- _PROBLEM DESCRIPTION_
What follows are records. Restate all of them word for word.

# Start of DATASET ENTRIES

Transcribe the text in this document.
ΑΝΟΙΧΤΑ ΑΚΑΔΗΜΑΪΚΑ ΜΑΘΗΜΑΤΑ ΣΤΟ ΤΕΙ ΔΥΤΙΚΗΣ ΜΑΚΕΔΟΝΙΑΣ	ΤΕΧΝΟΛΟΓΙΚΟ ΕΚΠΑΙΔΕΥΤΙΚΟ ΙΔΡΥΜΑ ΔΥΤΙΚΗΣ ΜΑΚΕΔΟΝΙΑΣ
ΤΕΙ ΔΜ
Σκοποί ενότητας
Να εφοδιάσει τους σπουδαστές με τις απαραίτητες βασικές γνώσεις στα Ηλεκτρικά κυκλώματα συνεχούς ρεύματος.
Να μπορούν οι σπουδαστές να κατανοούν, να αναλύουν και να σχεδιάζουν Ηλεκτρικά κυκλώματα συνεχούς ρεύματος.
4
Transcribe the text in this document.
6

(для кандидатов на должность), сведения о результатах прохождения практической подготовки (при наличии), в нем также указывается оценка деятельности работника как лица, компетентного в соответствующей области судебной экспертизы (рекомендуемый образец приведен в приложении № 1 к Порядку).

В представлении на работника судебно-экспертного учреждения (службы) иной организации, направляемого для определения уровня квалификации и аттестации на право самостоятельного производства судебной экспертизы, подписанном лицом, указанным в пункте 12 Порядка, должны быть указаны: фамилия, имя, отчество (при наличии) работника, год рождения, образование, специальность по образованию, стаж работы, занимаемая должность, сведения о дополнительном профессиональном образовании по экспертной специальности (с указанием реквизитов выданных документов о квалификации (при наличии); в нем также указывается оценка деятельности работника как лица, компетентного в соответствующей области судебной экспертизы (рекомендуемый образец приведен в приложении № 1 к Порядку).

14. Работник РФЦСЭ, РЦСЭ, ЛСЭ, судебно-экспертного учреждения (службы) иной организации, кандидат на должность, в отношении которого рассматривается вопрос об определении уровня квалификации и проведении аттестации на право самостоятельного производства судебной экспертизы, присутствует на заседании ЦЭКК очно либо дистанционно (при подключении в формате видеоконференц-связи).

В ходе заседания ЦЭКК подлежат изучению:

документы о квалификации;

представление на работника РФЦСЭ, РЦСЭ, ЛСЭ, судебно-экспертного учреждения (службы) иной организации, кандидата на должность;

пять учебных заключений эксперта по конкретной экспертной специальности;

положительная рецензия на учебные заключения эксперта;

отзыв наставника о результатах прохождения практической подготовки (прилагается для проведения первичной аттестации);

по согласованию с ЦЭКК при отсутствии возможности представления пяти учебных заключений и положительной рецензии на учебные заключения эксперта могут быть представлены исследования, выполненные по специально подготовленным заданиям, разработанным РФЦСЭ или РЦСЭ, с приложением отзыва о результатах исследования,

# End of DATASET ENTRIES

- _OUTPUT FOR THIS EXERCISE_
Transcribe the text in this document.
ΑΝΟΙΧΤΑ ΑΚΑΔΗΜΑΪΚΑ ΜΑΘΗΜΑΤΑ ΣΤΟ ΤΕΙ ΔΥΤΙΚΗΣ ΜΑΚΕΔΟΝΙΑΣ	ΤΕΧΝΟΛΟΓΙΚΟ ΕΚΠΑΙΔΕΥΤΙΚΟ ΙΔΡΥΜΑ ΔΥΤΙΚΗΣ ΜΑΚΕΔΟΝΙΑΣ
ΤΕΙ ΔΜ
Σκοποί ενότητας
Να εφοδιάσει τους σπουδαστές με τις απαραίτητες βασικές γνώσεις στα Ηλεκτρικά κυκλώματα συνεχούς ρεύματος.
Να μπορούν οι σπουδαστές να κατανοούν, να αναλύουν και να σχεδιάζουν Ηλεκτρικά κυκλώματα συνεχούς ρεύματος.
4
Transcribe the text in this document.
6

(для кандидатов на должность), сведения о результатах прохождения практической подготовки (при наличии), в нем также указывается оценка деятельности работника как лица, компетентного в соответствующей области судебной экспертизы (рекомендуемый образец приведен в приложении № 1 к Порядку).

В представлении на работника судебно-экспертного учреждения (службы) иной организации, направляемого для определения уровня квалификации и аттестации на право самостоятельного производства судебной экспертизы, подписанном лицом, указанным в пункте 12 Порядка, должны быть указаны: фамилия, имя, отчество (при наличии) работника, год рождения, образование, специальность по образованию, стаж работы, занимаемая должность, сведения о дополнительном профессиональном образовании по экспертной специальности (с указанием реквизитов выданных документов о квалификации (при наличии); в нем также указывается оценка деятельности работника как лица, компетентного в соответствующей области судебной экспертизы (рекомендуемый образец приведен в приложении № 1 к Порядку).

14. Работник РФЦСЭ, РЦСЭ, ЛСЭ, судебно-экспертного учреждения (службы) иной организации, кандидат на должность, в отношении которого рассматривается вопрос об определении уровня квалификации и проведении аттестации на право самостоятельного производства судебной экспертизы, присутствует на заседании ЦЭКК очно либо дистанционно (при подключении в формате видеоконференц-связи).

В ходе заседания ЦЭКК подлежат изучению:

документы о квалификации;

представление на работника РФЦСЭ, РЦСЭ, ЛСЭ, судебно-экспертного учреждения (службы) иной организации, кандидата на должность;

пять учебных заключений эксперта по конкретной экспертной специальности;

положительная рецензия на учебные заключения эксперта;

отзыв наставника о результатах прохождения практической подготовки (прилагается для проведения первичной аттестации);

по согласованию с ЦЭКК при отсутствии возможности представления пяти учебных заключений и положительной рецензии на учебные заключения эксперта могут быть представлены исследования, выполненные по специально подготовленным заданиям, разработанным РФЦСЭ или РЦСЭ, с приложением отзыва о результатах исследования,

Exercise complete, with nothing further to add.